The task: Could you output each line of the data that follows exactly?
•••••
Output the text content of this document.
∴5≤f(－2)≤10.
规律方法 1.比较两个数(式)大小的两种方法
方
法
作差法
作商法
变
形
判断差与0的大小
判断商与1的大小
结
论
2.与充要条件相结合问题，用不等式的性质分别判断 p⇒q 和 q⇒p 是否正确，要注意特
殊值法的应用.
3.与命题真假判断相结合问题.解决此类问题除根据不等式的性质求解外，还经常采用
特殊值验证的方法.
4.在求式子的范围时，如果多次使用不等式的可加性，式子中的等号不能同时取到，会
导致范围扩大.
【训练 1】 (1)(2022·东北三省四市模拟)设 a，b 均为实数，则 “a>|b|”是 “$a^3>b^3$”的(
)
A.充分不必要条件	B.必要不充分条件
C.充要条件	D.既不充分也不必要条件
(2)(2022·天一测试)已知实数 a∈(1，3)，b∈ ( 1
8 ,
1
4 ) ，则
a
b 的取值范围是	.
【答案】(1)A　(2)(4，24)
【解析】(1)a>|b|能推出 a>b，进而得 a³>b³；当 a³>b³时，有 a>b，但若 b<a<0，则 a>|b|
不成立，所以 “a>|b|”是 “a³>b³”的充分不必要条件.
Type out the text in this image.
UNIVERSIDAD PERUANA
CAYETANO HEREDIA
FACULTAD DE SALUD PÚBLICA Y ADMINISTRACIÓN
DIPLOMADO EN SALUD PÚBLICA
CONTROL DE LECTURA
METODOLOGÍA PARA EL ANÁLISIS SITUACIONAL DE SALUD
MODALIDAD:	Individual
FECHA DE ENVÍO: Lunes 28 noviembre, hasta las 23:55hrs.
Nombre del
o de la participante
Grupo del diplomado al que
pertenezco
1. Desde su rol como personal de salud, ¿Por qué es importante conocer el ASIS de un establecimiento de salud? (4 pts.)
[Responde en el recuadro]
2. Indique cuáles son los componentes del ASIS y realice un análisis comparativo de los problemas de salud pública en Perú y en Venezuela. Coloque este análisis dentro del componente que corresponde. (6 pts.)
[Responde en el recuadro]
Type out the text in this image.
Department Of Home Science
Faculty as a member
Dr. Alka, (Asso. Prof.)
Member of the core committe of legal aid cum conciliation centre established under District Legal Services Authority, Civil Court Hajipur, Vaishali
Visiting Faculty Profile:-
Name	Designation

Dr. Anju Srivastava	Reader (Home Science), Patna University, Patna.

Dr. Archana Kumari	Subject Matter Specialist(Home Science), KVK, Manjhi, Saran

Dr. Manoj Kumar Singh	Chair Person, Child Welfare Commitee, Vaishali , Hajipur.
•••••
Output of the exercise:
Output the text content of this document.
∴5≤f(－2)≤10.
规律方法 1.比较两个数(式)大小的两种方法
方
法
作差法
作商法
变
形
判断差与0的大小
判断商与1的大小
结
论
2.与充要条件相结合问题，用不等式的性质分别判断 p⇒q 和 q⇒p 是否正确，要注意特
殊值法的应用.
3.与命题真假判断相结合问题.解决此类问题除根据不等式的性质求解外，还经常采用
特殊值验证的方法.
4.在求式子的范围时，如果多次使用不等式的可加性，式子中的等号不能同时取到，会
导致范围扩大.
【训练 1】 (1)(2022·东北三省四市模拟)设 a，b 均为实数，则 “a>|b|”是 “$a^3>b^3$”的(
)
A.充分不必要条件	B.必要不充分条件
C.充要条件	D.既不充分也不必要条件
(2)(2022·天一测试)已知实数 a∈(1，3)，b∈ ( 1
8 ,
1
4 ) ，则
a
b 的取值范围是	.
【答案】(1)A　(2)(4，24)
【解析】(1)a>|b|能推出 a>b，进而得 a³>b³；当 a³>b³时，有 a>b，但若 b<a<0，则 a>|b|
不成立，所以 “a>|b|”是 “a³>b³”的充分不必要条件.
Type out the text in this image.
UNIVERSIDAD PERUANA
CAYETANO HEREDIA
FACULTAD DE SALUD PÚBLICA Y ADMINISTRACIÓN
DIPLOMADO EN SALUD PÚBLICA
CONTROL DE LECTURA
METODOLOGÍA PARA EL ANÁLISIS SITUACIONAL DE SALUD
MODALIDAD:	Individual
FECHA DE ENVÍO: Lunes 28 noviembre, hasta las 23:55hrs.
Nombre del
o de la participante
Grupo del diplomado al que
pertenezco
1. Desde su rol como personal de salud, ¿Por qué es importante conocer el ASIS de un establecimiento de salud? (4 pts.)
[Responde en el recuadro]
2. Indique cuáles son los componentes del ASIS y realice un análisis comparativo de los problemas de salud pública en Perú y en Venezuela. Coloque este análisis dentro del componente que corresponde. (6 pts.)
[Responde en el recuadro]
Type out the text in this image.
Department Of Home Science
Faculty as a member
Dr. Alka, (Asso. Prof.)
Member of the core committe of legal aid cum conciliation centre established under District Legal Services Authority, Civil Court Hajipur, Vaishali
Visiting Faculty Profile:-
Name	Designation

Dr. Anju Srivastava	Reader (Home Science), Patna University, Patna.

Dr. Archana Kumari	Subject Matter Specialist(Home Science), KVK, Manjhi, Saran

Dr. Manoj Kumar Singh	Chair Person, Child Welfare Commitee, Vaishali , Hajipur.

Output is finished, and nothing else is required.